— Supplied data —
START
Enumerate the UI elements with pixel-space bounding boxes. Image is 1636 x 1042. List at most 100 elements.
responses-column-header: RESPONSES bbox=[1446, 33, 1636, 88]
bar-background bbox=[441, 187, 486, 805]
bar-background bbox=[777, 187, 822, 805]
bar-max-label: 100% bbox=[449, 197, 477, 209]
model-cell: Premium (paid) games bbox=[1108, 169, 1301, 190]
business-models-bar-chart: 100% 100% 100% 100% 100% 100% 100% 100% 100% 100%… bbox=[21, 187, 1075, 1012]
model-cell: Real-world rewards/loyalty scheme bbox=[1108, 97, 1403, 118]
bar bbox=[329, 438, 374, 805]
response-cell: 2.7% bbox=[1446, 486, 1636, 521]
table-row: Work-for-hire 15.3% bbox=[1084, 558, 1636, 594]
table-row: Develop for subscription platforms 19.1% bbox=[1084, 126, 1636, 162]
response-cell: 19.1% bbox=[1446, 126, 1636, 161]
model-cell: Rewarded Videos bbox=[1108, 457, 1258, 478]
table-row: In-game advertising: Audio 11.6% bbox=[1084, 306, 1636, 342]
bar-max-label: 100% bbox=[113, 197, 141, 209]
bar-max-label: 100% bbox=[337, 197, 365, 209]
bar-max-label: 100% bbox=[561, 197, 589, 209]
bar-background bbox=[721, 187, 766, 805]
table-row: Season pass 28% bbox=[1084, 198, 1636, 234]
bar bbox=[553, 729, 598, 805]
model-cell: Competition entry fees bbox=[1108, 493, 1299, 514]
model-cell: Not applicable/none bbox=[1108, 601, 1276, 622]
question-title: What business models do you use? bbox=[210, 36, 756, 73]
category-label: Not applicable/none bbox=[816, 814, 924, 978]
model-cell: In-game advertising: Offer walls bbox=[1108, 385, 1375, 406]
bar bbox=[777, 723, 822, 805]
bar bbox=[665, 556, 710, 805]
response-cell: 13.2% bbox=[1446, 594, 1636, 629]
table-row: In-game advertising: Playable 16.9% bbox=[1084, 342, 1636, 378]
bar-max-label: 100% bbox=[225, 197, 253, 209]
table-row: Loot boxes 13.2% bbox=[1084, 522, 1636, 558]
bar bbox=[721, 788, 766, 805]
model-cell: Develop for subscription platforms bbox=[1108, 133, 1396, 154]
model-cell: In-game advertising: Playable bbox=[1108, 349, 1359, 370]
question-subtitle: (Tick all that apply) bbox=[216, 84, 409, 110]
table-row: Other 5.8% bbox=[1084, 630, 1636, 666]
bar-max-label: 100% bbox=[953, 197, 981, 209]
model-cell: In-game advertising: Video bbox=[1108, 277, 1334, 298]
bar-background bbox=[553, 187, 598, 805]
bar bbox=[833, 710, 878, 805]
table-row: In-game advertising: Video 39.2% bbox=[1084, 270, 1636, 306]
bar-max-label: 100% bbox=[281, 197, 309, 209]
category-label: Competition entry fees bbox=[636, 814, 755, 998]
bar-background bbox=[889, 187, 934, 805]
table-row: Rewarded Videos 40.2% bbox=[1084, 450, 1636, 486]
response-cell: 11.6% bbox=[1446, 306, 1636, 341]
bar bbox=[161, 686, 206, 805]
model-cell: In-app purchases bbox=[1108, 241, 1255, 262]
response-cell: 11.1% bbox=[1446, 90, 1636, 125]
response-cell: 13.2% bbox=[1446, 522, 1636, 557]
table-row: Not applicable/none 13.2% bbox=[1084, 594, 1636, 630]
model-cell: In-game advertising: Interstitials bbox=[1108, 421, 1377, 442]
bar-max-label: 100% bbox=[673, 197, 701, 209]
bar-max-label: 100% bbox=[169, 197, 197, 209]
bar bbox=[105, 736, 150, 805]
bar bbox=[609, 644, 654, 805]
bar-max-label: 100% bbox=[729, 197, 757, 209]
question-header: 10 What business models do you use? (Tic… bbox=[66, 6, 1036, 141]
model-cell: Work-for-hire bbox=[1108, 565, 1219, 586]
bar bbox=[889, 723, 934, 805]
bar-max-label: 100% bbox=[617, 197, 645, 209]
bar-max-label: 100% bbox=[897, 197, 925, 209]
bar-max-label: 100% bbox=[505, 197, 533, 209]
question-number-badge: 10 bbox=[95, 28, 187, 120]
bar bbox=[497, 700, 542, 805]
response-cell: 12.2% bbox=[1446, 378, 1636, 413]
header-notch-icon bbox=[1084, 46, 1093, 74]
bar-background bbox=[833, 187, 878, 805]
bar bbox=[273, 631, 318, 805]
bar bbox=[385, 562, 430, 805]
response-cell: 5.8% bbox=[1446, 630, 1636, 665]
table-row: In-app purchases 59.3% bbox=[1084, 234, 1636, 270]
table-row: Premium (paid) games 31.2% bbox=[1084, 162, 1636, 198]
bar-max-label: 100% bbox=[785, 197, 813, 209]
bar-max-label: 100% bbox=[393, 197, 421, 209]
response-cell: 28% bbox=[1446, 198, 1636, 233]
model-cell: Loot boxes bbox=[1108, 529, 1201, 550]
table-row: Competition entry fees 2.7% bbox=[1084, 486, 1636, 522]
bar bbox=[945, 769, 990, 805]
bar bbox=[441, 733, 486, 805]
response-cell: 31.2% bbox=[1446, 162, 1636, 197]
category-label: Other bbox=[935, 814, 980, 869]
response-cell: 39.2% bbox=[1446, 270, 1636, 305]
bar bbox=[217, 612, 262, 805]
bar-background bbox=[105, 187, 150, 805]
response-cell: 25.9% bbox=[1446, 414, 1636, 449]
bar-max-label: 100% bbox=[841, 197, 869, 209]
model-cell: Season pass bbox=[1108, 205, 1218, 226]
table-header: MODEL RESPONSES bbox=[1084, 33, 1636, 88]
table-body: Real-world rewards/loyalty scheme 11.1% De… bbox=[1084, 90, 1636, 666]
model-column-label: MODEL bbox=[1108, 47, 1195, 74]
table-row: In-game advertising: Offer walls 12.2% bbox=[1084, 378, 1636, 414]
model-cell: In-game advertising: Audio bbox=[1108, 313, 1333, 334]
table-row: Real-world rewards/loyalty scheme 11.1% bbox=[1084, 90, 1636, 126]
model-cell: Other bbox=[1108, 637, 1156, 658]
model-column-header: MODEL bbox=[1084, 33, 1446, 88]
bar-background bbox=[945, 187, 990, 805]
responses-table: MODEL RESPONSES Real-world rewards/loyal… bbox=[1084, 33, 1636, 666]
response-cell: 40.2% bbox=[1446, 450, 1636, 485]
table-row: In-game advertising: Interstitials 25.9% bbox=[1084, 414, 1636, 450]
END
— Problem to work on —
Reproduce every item above word for word, keeping each one on its own line and in its original order.

— Solution to this task —
Enumerate the UI elements with pixel-space bounding boxes. Image is 1636 x 1042. List at most 100 elements.
responses-column-header: RESPONSES bbox=[1446, 33, 1636, 88]
bar-background bbox=[441, 187, 486, 805]
bar-background bbox=[777, 187, 822, 805]
bar-max-label: 100% bbox=[449, 197, 477, 209]
model-cell: Premium (paid) games bbox=[1108, 169, 1301, 190]
business-models-bar-chart: 100% 100% 100% 100% 100% 100% 100% 100% 100% 100%… bbox=[21, 187, 1075, 1012]
model-cell: Real-world rewards/loyalty scheme bbox=[1108, 97, 1403, 118]
bar bbox=[329, 438, 374, 805]
response-cell: 2.7% bbox=[1446, 486, 1636, 521]
table-row: Work-for-hire 15.3% bbox=[1084, 558, 1636, 594]
table-row: Develop for subscription platforms 19.1% bbox=[1084, 126, 1636, 162]
response-cell: 19.1% bbox=[1446, 126, 1636, 161]
model-cell: Rewarded Videos bbox=[1108, 457, 1258, 478]
table-row: In-game advertising: Audio 11.6% bbox=[1084, 306, 1636, 342]
bar-max-label: 100% bbox=[113, 197, 141, 209]
bar-max-label: 100% bbox=[337, 197, 365, 209]
bar-max-label: 100% bbox=[561, 197, 589, 209]
bar-background bbox=[721, 187, 766, 805]
table-row: Season pass 28% bbox=[1084, 198, 1636, 234]
bar bbox=[553, 729, 598, 805]
model-cell: Competition entry fees bbox=[1108, 493, 1299, 514]
model-cell: Not applicable/none bbox=[1108, 601, 1276, 622]
question-title: What business models do you use? bbox=[210, 36, 756, 73]
category-label: Not applicable/none bbox=[816, 814, 924, 978]
model-cell: In-game advertising: Offer walls bbox=[1108, 385, 1375, 406]
bar bbox=[777, 723, 822, 805]
bar bbox=[665, 556, 710, 805]
response-cell: 13.2% bbox=[1446, 594, 1636, 629]
table-row: In-game advertising: Playable 16.9% bbox=[1084, 342, 1636, 378]
bar-max-label: 100% bbox=[225, 197, 253, 209]
table-row: Loot boxes 13.2% bbox=[1084, 522, 1636, 558]
bar bbox=[721, 788, 766, 805]
model-cell: Develop for subscription platforms bbox=[1108, 133, 1396, 154]
model-cell: In-game advertising: Playable bbox=[1108, 349, 1359, 370]
question-subtitle: (Tick all that apply) bbox=[216, 84, 409, 110]
table-row: Other 5.8% bbox=[1084, 630, 1636, 666]
bar-max-label: 100% bbox=[953, 197, 981, 209]
model-cell: In-game advertising: Video bbox=[1108, 277, 1334, 298]
bar-background bbox=[553, 187, 598, 805]
bar bbox=[833, 710, 878, 805]
table-row: In-game advertising: Video 39.2% bbox=[1084, 270, 1636, 306]
bar-max-label: 100% bbox=[281, 197, 309, 209]
category-label: Competition entry fees bbox=[636, 814, 755, 998]
bar-background bbox=[889, 187, 934, 805]
table-row: Rewarded Videos 40.2% bbox=[1084, 450, 1636, 486]
response-cell: 11.6% bbox=[1446, 306, 1636, 341]
bar bbox=[161, 686, 206, 805]
model-cell: In-app purchases bbox=[1108, 241, 1255, 262]
response-cell: 11.1% bbox=[1446, 90, 1636, 125]
response-cell: 13.2% bbox=[1446, 522, 1636, 557]
table-row: Not applicable/none 13.2% bbox=[1084, 594, 1636, 630]
model-cell: In-game advertising: Interstitials bbox=[1108, 421, 1377, 442]
bar-max-label: 100% bbox=[673, 197, 701, 209]
bar-max-label: 100% bbox=[169, 197, 197, 209]
bar bbox=[105, 736, 150, 805]
bar bbox=[609, 644, 654, 805]
bar-max-label: 100% bbox=[729, 197, 757, 209]
question-header: 10 What business models do you use? (Tic… bbox=[66, 6, 1036, 141]
model-cell: Work-for-hire bbox=[1108, 565, 1219, 586]
bar bbox=[889, 723, 934, 805]
bar-max-label: 100% bbox=[617, 197, 645, 209]
bar-max-label: 100% bbox=[897, 197, 925, 209]
bar-max-label: 100% bbox=[505, 197, 533, 209]
question-number-badge: 10 bbox=[95, 28, 187, 120]
bar bbox=[497, 700, 542, 805]
response-cell: 12.2% bbox=[1446, 378, 1636, 413]
header-notch-icon bbox=[1084, 46, 1093, 74]
bar-background bbox=[833, 187, 878, 805]
bar bbox=[273, 631, 318, 805]
bar bbox=[385, 562, 430, 805]
response-cell: 5.8% bbox=[1446, 630, 1636, 665]
table-row: In-app purchases 59.3% bbox=[1084, 234, 1636, 270]
table-row: Premium (paid) games 31.2% bbox=[1084, 162, 1636, 198]
bar-max-label: 100% bbox=[785, 197, 813, 209]
bar-max-label: 100% bbox=[393, 197, 421, 209]
response-cell: 28% bbox=[1446, 198, 1636, 233]
model-cell: Loot boxes bbox=[1108, 529, 1201, 550]
table-row: Competition entry fees 2.7% bbox=[1084, 486, 1636, 522]
bar bbox=[945, 769, 990, 805]
bar bbox=[441, 733, 486, 805]
response-cell: 31.2% bbox=[1446, 162, 1636, 197]
category-label: Other bbox=[935, 814, 980, 869]
response-cell: 39.2% bbox=[1446, 270, 1636, 305]
bar bbox=[217, 612, 262, 805]
bar-background bbox=[105, 187, 150, 805]
response-cell: 25.9% bbox=[1446, 414, 1636, 449]
bar-max-label: 100% bbox=[841, 197, 869, 209]
model-cell: Season pass bbox=[1108, 205, 1218, 226]
table-header: MODEL RESPONSES bbox=[1084, 33, 1636, 88]
table-body: Real-world rewards/loyalty scheme 11.1% De… bbox=[1084, 90, 1636, 666]
model-column-label: MODEL bbox=[1108, 47, 1195, 74]
table-row: In-game advertising: Offer walls 12.2% bbox=[1084, 378, 1636, 414]
model-cell: In-game advertising: Audio bbox=[1108, 313, 1333, 334]
table-row: Real-world rewards/loyalty scheme 11.1% bbox=[1084, 90, 1636, 126]
model-cell: Other bbox=[1108, 637, 1156, 658]
model-column-header: MODEL bbox=[1084, 33, 1446, 88]
bar-background bbox=[945, 187, 990, 805]
responses-table: MODEL RESPONSES Real-world rewards/loyal… bbox=[1084, 33, 1636, 666]
response-cell: 40.2% bbox=[1446, 450, 1636, 485]
table-row: In-game advertising: Interstitials 25.9% bbox=[1084, 414, 1636, 450]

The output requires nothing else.